_What you are asked to do_
According to the article on Esaote, who founded the company?

----- Document passage -----

Esaote
- Type: Private
- Industry: Medical equipment
- Founded: 1982; 44 years ago
- Founder: Carlo Castellano
- Headquarters: Genoa, Italy
- Products: Medical ultrasound, Magnetic resonance imaging
- Website: www.esaote.com

= Esaote =

Biomedical equipment company

Esaote SpA is an Italian company operating in the biomedical sector that deals with the design, production, sale and maintenance of equipment for medical diagnostics.

== History ==
Esaote was founded in Genoa in 1982 as a division of Biomedical Electronics Ansaldo Ansaldo SpA. In 1984, its activities with those of Elsag SpA converge in Esacontrol. In 1986 STET acquires Tuscan Officine Elettromeccaniche Biomedica - OTE Biomedica Elettronica SpA and in 1988 moved to the Finmeccanica which shall merge it with the biomedical sector Esacontrol, giving rise to Esaote Biomedica SpA, created by Elsag, Selenia and Ansaldo (hence the acronym ESA). Privatized by the state in 1994, it changed its name to Esaote SpA and two years later was listed on the Milan Stock Exchange, which was released in 2003 following a takeover bid for 100% of the share capital sponsored by Bracco SpA, already the majority shareholder since 1998 through Bracco Holding NV.

In May 2016, Esaote opened a new office at the Erzelli science and technology park of Genoa.

----- Dataset content -----

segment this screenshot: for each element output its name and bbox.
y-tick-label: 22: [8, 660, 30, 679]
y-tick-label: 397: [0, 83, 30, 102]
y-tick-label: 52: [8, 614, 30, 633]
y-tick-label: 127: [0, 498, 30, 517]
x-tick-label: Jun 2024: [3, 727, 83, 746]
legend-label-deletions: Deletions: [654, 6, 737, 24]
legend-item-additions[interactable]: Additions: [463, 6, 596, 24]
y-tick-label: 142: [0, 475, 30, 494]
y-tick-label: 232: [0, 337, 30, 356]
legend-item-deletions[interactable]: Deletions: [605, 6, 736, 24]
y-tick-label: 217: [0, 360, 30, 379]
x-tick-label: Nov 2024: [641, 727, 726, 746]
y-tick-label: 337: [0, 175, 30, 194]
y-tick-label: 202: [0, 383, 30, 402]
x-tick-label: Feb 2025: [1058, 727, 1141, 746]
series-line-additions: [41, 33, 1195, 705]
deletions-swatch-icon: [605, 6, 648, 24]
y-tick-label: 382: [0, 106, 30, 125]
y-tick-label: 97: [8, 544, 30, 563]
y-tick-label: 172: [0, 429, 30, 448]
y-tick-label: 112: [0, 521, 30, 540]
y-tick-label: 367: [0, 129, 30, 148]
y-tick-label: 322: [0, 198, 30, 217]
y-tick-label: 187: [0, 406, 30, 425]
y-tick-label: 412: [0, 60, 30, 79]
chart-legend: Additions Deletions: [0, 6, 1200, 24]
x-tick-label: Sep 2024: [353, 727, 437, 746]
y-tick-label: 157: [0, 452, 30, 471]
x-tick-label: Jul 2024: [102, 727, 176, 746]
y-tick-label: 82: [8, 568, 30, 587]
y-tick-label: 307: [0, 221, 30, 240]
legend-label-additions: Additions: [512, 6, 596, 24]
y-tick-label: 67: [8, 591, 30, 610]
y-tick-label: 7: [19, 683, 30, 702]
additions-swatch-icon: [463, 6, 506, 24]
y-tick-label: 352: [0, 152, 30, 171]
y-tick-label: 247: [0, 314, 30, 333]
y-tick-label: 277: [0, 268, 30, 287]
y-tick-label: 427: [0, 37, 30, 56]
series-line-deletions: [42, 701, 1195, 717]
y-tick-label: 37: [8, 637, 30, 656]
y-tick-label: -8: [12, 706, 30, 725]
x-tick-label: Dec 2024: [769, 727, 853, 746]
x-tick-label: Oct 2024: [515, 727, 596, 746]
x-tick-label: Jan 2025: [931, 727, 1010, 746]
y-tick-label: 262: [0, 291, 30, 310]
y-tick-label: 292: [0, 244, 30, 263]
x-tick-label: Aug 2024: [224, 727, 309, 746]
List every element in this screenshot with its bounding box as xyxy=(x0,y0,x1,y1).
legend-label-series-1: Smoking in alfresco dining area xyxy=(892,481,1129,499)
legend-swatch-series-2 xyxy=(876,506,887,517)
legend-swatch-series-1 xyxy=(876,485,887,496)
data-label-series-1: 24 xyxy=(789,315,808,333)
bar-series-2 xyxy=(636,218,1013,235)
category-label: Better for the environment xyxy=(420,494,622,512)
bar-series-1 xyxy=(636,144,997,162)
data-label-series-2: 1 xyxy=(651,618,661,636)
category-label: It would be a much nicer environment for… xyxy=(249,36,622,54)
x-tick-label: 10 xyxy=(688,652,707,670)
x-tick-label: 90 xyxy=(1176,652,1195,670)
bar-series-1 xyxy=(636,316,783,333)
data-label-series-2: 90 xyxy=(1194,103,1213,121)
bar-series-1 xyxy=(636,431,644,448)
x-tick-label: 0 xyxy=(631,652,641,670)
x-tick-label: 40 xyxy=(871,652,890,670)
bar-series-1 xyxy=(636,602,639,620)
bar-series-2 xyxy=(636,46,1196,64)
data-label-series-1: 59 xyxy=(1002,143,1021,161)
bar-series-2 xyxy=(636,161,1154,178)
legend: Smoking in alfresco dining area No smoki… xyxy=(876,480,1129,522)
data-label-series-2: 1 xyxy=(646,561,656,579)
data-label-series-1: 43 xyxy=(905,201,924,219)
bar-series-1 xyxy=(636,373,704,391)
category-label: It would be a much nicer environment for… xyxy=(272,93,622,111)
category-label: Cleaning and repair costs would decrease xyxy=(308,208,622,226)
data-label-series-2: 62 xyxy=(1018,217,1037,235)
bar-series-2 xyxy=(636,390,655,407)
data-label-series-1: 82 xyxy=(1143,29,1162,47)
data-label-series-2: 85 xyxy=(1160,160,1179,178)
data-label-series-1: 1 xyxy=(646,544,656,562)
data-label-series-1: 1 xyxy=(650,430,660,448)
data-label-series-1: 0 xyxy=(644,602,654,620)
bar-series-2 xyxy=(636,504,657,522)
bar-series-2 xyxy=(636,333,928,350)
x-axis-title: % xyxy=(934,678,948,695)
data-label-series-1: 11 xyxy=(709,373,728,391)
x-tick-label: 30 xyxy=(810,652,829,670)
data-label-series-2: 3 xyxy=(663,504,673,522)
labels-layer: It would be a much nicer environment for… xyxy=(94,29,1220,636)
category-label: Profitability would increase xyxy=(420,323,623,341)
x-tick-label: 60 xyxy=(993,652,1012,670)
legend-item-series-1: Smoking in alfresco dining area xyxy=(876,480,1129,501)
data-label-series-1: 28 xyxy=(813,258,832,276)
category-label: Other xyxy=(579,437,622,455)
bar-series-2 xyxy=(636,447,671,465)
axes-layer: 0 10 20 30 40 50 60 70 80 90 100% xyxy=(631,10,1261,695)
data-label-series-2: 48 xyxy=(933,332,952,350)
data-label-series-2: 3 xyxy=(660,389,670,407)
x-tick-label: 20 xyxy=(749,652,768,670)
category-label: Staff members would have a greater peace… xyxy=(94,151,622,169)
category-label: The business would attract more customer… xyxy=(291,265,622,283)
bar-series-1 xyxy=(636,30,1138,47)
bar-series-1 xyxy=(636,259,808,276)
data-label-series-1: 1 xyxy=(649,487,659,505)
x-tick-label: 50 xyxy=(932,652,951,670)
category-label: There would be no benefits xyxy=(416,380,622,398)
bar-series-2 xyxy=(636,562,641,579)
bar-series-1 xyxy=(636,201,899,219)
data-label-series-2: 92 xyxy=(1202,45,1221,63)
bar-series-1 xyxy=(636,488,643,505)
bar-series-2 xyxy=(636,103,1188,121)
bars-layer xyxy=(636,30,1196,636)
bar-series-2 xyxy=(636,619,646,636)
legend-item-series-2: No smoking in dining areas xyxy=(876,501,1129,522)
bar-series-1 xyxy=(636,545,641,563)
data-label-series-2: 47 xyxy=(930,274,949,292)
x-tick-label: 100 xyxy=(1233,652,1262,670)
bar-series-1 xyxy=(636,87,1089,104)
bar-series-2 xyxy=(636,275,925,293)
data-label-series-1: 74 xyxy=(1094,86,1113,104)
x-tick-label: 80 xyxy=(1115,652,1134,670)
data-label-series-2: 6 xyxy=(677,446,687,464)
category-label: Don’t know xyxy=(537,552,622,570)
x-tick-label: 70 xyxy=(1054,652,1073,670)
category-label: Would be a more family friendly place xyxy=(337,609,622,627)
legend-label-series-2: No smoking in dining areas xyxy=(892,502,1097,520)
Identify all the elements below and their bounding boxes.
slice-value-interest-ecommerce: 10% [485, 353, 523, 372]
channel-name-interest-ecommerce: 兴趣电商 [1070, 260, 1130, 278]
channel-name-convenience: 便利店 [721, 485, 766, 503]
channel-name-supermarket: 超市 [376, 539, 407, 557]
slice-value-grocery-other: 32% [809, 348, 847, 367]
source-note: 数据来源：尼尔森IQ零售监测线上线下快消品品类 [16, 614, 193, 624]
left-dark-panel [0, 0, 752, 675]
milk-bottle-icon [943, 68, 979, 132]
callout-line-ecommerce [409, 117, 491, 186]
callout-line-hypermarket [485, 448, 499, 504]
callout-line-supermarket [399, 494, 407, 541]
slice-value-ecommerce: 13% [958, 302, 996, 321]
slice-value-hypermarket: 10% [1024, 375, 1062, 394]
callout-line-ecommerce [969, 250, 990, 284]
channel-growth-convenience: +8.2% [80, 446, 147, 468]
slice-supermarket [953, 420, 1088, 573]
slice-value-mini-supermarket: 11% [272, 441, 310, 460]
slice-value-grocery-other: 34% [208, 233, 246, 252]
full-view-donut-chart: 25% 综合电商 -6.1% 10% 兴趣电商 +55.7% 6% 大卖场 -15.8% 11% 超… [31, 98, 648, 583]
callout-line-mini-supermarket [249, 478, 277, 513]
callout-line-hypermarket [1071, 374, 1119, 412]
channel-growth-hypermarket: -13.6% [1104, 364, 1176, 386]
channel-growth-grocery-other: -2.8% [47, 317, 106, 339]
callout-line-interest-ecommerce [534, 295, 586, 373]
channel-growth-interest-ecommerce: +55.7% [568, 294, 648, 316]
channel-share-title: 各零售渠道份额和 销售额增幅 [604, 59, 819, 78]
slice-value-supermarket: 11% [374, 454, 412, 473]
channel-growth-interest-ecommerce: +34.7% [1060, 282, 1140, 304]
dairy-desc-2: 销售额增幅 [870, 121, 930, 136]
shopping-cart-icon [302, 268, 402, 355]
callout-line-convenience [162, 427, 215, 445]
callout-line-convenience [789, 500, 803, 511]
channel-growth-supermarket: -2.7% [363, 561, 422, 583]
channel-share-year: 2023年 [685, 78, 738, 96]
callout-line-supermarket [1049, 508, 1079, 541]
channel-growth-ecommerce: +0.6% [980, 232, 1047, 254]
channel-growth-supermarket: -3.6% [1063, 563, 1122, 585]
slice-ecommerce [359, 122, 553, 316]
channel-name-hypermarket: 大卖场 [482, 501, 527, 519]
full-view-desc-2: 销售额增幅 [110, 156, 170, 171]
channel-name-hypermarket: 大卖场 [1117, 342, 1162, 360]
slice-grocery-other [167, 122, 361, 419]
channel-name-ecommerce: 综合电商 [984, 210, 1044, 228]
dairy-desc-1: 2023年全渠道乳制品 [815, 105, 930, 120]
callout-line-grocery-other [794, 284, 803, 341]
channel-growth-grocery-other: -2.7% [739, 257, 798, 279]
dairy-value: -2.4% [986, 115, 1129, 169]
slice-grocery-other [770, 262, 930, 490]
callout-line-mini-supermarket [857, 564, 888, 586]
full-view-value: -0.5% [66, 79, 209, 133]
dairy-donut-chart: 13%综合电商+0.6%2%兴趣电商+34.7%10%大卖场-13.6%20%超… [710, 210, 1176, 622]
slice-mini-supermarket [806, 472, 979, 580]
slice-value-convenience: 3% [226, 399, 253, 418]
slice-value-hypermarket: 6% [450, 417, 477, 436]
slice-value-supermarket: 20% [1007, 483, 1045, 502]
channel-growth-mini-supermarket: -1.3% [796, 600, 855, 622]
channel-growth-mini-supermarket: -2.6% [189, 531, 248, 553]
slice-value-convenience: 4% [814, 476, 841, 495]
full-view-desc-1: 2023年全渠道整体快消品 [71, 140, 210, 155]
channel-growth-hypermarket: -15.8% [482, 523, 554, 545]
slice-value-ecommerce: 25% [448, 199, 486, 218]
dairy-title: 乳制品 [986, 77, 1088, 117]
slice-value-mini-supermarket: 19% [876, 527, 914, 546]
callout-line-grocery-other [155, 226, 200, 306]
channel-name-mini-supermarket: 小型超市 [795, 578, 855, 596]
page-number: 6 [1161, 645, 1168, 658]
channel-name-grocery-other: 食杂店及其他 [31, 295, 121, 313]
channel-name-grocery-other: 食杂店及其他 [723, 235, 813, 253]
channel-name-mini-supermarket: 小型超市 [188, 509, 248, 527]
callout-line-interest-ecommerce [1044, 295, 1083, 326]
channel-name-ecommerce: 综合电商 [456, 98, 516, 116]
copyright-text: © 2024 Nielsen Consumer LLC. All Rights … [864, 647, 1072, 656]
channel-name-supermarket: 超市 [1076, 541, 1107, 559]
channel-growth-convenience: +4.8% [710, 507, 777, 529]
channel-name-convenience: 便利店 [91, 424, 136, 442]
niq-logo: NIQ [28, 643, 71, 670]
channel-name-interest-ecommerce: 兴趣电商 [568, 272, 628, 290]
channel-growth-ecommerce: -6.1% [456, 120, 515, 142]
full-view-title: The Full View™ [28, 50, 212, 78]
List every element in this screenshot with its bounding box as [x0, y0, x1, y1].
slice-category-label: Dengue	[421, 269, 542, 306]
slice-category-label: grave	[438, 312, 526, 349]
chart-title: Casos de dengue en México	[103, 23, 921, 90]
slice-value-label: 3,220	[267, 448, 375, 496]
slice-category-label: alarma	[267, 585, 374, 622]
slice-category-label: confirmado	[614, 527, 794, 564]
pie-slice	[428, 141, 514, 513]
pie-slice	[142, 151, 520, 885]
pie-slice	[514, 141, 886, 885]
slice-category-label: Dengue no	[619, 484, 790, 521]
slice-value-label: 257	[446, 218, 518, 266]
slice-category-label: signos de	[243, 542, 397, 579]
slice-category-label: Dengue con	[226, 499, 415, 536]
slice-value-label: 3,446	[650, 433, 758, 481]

-----

_Output_
Carlo Castellano